RECORDS FOR THE EXERCISE
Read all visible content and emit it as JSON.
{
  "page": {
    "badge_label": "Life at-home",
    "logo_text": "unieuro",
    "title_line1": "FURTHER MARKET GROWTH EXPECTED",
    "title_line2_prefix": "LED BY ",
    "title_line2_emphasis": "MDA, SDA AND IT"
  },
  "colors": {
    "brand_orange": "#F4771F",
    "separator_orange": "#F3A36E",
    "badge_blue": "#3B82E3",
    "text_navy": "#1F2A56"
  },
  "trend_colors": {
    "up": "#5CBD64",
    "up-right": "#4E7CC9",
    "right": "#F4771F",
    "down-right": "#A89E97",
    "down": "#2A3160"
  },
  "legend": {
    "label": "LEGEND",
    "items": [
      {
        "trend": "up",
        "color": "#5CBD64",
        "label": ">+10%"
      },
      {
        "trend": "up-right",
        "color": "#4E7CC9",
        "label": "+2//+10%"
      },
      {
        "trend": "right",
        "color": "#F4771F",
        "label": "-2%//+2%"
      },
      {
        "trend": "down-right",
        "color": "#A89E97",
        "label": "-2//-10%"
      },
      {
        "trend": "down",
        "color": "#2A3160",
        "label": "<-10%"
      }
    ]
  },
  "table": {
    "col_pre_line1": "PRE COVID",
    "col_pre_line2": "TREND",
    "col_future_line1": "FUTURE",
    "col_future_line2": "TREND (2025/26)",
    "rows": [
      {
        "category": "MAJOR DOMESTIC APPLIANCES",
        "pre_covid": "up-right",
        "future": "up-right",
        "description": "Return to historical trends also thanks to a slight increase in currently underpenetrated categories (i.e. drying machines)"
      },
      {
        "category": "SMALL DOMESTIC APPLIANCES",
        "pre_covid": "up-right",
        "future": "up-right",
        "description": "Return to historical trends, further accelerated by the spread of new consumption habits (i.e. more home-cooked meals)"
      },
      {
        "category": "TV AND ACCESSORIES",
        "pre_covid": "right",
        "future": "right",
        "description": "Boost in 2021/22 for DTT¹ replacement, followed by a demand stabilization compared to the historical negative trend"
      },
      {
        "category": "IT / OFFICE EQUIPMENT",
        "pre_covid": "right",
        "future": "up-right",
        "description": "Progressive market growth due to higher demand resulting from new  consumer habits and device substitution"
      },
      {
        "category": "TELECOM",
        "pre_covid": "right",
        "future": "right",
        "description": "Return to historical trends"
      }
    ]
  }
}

TASK REQUIREMENTS
Every line of the data above should be reproduced word for word.

FINAL RESULT
Read all visible content and emit it as JSON.
{
  "page": {
    "badge_label": "Life at-home",
    "logo_text": "unieuro",
    "title_line1": "FURTHER MARKET GROWTH EXPECTED",
    "title_line2_prefix": "LED BY ",
    "title_line2_emphasis": "MDA, SDA AND IT"
  },
  "colors": {
    "brand_orange": "#F4771F",
    "separator_orange": "#F3A36E",
    "badge_blue": "#3B82E3",
    "text_navy": "#1F2A56"
  },
  "trend_colors": {
    "up": "#5CBD64",
    "up-right": "#4E7CC9",
    "right": "#F4771F",
    "down-right": "#A89E97",
    "down": "#2A3160"
  },
  "legend": {
    "label": "LEGEND",
    "items": [
      {
        "trend": "up",
        "color": "#5CBD64",
        "label": ">+10%"
      },
      {
        "trend": "up-right",
        "color": "#4E7CC9",
        "label": "+2//+10%"
      },
      {
        "trend": "right",
        "color": "#F4771F",
        "label": "-2%//+2%"
      },
      {
        "trend": "down-right",
        "color": "#A89E97",
        "label": "-2//-10%"
      },
      {
        "trend": "down",
        "color": "#2A3160",
        "label": "<-10%"
      }
    ]
  },
  "table": {
    "col_pre_line1": "PRE COVID",
    "col_pre_line2": "TREND",
    "col_future_line1": "FUTURE",
    "col_future_line2": "TREND (2025/26)",
    "rows": [
      {
        "category": "MAJOR DOMESTIC APPLIANCES",
        "pre_covid": "up-right",
        "future": "up-right",
        "description": "Return to historical trends also thanks to a slight increase in currently underpenetrated categories (i.e. drying machines)"
      },
      {
        "category": "SMALL DOMESTIC APPLIANCES",
        "pre_covid": "up-right",
        "future": "up-right",
        "description": "Return to historical trends, further accelerated by the spread of new consumption habits (i.e. more home-cooked meals)"
      },
      {
        "category": "TV AND ACCESSORIES",
        "pre_covid": "right",
        "future": "right",
        "description": "Boost in 2021/22 for DTT¹ replacement, followed by a demand stabilization compared to the historical negative trend"
      },
      {
        "category": "IT / OFFICE EQUIPMENT",
        "pre_covid": "right",
        "future": "up-right",
        "description": "Progressive market growth due to higher demand resulting from new  consumer habits and device substitution"
      },
      {
        "category": "TELECOM",
        "pre_covid": "right",
        "future": "right",
        "description": "Return to historical trends"
      }
    ]
  }
}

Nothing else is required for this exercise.